▶ AVAILABLE DATA:
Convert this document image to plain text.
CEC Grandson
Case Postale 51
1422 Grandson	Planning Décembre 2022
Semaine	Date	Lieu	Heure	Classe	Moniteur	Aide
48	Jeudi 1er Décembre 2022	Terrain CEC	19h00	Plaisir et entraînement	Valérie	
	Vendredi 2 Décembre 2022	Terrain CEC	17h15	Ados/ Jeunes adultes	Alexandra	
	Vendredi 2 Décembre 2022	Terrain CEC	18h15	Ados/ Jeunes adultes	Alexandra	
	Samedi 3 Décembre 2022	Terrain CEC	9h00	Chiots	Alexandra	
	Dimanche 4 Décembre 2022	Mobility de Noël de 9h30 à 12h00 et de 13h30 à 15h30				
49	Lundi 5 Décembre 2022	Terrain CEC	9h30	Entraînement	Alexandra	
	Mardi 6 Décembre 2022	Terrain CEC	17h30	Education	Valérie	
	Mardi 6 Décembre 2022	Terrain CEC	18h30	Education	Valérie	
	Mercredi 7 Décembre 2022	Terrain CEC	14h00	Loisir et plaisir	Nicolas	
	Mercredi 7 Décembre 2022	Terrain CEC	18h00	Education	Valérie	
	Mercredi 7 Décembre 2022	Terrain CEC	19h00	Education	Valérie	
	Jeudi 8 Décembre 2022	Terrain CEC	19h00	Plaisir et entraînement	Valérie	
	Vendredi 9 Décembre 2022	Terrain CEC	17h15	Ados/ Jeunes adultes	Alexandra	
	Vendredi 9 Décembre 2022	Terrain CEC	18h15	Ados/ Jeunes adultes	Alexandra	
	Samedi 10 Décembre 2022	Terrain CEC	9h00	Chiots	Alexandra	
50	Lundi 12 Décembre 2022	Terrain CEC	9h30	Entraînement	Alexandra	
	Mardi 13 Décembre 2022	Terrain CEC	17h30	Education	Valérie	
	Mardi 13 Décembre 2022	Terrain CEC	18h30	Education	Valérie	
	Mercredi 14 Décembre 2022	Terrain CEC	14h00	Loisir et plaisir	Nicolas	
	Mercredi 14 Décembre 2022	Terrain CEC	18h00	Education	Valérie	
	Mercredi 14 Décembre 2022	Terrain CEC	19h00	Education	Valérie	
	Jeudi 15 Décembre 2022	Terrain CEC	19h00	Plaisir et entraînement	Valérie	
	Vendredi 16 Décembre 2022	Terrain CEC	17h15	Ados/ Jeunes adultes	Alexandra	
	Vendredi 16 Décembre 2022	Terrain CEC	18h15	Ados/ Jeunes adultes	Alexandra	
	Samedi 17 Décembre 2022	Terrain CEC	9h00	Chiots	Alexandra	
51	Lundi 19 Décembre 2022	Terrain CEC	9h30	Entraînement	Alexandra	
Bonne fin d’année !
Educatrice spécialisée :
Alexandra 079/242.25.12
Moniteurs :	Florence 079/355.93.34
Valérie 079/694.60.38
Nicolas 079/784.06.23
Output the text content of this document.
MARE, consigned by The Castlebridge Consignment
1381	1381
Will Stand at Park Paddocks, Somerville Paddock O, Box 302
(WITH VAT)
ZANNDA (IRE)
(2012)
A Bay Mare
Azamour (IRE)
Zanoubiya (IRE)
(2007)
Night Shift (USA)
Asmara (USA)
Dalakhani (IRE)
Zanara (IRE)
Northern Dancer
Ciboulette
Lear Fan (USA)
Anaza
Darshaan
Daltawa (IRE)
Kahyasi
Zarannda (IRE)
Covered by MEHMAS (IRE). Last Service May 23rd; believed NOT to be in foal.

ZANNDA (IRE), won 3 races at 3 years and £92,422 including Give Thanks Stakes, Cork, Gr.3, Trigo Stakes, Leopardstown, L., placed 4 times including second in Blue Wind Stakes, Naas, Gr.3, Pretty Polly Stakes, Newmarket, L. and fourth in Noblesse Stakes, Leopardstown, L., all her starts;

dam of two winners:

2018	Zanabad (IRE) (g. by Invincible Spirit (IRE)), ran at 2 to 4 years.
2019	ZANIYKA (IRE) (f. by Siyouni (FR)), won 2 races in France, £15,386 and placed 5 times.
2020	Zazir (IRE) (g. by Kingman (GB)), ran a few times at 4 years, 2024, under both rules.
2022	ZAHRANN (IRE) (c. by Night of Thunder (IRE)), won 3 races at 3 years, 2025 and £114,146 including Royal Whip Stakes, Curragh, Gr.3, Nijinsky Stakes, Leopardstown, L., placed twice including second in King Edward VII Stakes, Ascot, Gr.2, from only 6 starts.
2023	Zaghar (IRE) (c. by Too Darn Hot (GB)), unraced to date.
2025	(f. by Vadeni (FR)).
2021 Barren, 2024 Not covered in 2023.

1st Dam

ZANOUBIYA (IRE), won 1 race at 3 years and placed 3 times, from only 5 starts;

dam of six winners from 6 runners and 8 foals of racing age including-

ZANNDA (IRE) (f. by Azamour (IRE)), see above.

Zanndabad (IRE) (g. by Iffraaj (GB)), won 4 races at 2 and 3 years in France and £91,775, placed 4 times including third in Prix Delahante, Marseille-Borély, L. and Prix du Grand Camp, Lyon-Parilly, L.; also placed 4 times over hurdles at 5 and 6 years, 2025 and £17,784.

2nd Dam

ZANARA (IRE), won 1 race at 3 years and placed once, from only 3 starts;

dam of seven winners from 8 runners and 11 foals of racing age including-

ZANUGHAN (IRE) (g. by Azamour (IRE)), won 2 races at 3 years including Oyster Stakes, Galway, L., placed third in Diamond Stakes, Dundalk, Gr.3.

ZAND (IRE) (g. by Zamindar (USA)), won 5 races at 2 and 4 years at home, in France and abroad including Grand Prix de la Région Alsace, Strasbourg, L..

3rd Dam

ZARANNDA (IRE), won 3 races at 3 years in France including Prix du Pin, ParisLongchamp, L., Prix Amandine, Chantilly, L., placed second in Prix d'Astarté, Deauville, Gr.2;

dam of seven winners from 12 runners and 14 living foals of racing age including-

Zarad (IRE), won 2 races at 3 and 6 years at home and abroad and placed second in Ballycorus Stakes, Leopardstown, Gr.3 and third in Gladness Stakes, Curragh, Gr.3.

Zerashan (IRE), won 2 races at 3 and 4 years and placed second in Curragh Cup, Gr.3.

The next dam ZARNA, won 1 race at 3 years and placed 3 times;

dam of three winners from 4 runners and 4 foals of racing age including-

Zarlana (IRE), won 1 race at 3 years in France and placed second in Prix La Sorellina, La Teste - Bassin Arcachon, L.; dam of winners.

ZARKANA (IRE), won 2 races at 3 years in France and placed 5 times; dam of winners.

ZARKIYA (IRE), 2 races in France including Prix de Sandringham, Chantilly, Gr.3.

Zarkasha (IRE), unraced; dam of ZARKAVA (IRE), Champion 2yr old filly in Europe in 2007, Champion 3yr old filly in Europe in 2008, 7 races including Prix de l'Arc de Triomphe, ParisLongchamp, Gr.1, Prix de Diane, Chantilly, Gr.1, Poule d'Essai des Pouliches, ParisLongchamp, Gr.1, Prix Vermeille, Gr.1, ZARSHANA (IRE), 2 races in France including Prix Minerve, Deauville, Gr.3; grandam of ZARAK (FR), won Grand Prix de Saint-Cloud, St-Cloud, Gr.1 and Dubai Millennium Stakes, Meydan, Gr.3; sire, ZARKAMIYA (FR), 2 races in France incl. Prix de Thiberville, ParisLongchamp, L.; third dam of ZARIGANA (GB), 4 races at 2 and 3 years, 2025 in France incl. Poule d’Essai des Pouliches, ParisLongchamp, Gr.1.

▶ EXERCISE: Copy out every line from the data above that has "Nicolas" in it.

▶ RESPONSE:
	Mercredi 7 Décembre 2022	Terrain CEC	14h00	Loisir et plaisir	Nicolas	
	Mercredi 14 Décembre 2022	Terrain CEC	14h00	Loisir et plaisir	Nicolas	
Nicolas 079/784.06.23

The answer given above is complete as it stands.